Stated task: The records below should be written out again, exactly.

Data excerpts:
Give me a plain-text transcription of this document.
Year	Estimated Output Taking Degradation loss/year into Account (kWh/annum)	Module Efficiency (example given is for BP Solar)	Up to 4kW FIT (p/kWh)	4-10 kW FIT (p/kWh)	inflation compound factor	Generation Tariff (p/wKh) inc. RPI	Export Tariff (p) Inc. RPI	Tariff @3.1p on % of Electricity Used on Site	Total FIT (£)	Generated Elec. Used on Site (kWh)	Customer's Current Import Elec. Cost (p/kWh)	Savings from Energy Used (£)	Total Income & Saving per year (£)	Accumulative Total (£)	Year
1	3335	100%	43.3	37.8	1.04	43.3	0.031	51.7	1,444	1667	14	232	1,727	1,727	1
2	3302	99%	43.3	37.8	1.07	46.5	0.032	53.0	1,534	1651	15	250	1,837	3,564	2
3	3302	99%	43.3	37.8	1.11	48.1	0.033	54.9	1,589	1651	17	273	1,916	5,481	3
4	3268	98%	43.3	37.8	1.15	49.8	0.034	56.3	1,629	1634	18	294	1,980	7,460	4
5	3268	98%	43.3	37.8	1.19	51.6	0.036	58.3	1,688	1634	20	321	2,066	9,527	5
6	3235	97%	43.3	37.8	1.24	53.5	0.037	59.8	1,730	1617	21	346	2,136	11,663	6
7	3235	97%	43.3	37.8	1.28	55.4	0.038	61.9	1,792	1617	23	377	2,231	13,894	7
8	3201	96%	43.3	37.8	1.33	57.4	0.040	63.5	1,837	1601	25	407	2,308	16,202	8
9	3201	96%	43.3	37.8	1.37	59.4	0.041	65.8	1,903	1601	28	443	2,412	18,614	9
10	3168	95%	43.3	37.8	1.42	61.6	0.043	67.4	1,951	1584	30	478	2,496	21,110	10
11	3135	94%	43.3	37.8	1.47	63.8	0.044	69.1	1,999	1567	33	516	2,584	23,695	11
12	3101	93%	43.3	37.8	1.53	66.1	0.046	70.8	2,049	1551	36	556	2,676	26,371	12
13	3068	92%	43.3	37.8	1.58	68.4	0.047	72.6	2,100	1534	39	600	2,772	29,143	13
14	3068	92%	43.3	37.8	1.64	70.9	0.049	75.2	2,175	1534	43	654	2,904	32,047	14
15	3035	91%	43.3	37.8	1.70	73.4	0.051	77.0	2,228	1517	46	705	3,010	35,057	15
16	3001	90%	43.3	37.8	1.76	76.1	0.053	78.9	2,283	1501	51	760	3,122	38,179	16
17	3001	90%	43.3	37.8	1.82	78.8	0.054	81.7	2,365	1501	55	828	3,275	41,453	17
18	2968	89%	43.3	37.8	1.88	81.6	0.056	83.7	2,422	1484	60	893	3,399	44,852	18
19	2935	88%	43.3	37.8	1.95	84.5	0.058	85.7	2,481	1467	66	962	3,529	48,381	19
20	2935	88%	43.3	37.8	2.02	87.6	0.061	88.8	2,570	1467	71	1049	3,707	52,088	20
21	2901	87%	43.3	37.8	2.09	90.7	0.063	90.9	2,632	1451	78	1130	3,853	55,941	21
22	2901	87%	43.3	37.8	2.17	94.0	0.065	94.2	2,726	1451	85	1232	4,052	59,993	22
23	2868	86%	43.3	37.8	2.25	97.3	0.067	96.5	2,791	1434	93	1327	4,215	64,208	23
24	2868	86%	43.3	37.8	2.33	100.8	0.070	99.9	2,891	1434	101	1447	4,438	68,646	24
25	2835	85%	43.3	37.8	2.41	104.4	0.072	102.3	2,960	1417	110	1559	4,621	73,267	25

Output of the task:
Give me a plain-text transcription of this document.
Year	Estimated Output Taking Degradation loss/year into Account (kWh/annum)	Module Efficiency (example given is for BP Solar)	Up to 4kW FIT (p/kWh)	4-10 kW FIT (p/kWh)	inflation compound factor	Generation Tariff (p/wKh) inc. RPI	Export Tariff (p) Inc. RPI	Tariff @3.1p on % of Electricity Used on Site	Total FIT (£)	Generated Elec. Used on Site (kWh)	Customer's Current Import Elec. Cost (p/kWh)	Savings from Energy Used (£)	Total Income & Saving per year (£)	Accumulative Total (£)	Year
1	3335	100%	43.3	37.8	1.04	43.3	0.031	51.7	1,444	1667	14	232	1,727	1,727	1
2	3302	99%	43.3	37.8	1.07	46.5	0.032	53.0	1,534	1651	15	250	1,837	3,564	2
3	3302	99%	43.3	37.8	1.11	48.1	0.033	54.9	1,589	1651	17	273	1,916	5,481	3
4	3268	98%	43.3	37.8	1.15	49.8	0.034	56.3	1,629	1634	18	294	1,980	7,460	4
5	3268	98%	43.3	37.8	1.19	51.6	0.036	58.3	1,688	1634	20	321	2,066	9,527	5
6	3235	97%	43.3	37.8	1.24	53.5	0.037	59.8	1,730	1617	21	346	2,136	11,663	6
7	3235	97%	43.3	37.8	1.28	55.4	0.038	61.9	1,792	1617	23	377	2,231	13,894	7
8	3201	96%	43.3	37.8	1.33	57.4	0.040	63.5	1,837	1601	25	407	2,308	16,202	8
9	3201	96%	43.3	37.8	1.37	59.4	0.041	65.8	1,903	1601	28	443	2,412	18,614	9
10	3168	95%	43.3	37.8	1.42	61.6	0.043	67.4	1,951	1584	30	478	2,496	21,110	10
11	3135	94%	43.3	37.8	1.47	63.8	0.044	69.1	1,999	1567	33	516	2,584	23,695	11
12	3101	93%	43.3	37.8	1.53	66.1	0.046	70.8	2,049	1551	36	556	2,676	26,371	12
13	3068	92%	43.3	37.8	1.58	68.4	0.047	72.6	2,100	1534	39	600	2,772	29,143	13
14	3068	92%	43.3	37.8	1.64	70.9	0.049	75.2	2,175	1534	43	654	2,904	32,047	14
15	3035	91%	43.3	37.8	1.70	73.4	0.051	77.0	2,228	1517	46	705	3,010	35,057	15
16	3001	90%	43.3	37.8	1.76	76.1	0.053	78.9	2,283	1501	51	760	3,122	38,179	16
17	3001	90%	43.3	37.8	1.82	78.8	0.054	81.7	2,365	1501	55	828	3,275	41,453	17
18	2968	89%	43.3	37.8	1.88	81.6	0.056	83.7	2,422	1484	60	893	3,399	44,852	18
19	2935	88%	43.3	37.8	1.95	84.5	0.058	85.7	2,481	1467	66	962	3,529	48,381	19
20	2935	88%	43.3	37.8	2.02	87.6	0.061	88.8	2,570	1467	71	1049	3,707	52,088	20
21	2901	87%	43.3	37.8	2.09	90.7	0.063	90.9	2,632	1451	78	1130	3,853	55,941	21
22	2901	87%	43.3	37.8	2.17	94.0	0.065	94.2	2,726	1451	85	1232	4,052	59,993	22
23	2868	86%	43.3	37.8	2.25	97.3	0.067	96.5	2,791	1434	93	1327	4,215	64,208	23
24	2868	86%	43.3	37.8	2.33	100.8	0.070	99.9	2,891	1434	101	1447	4,438	68,646	24
25	2835	85%	43.3	37.8	2.41	104.4	0.072	102.3	2,960	1417	110	1559	4,621	73,267	25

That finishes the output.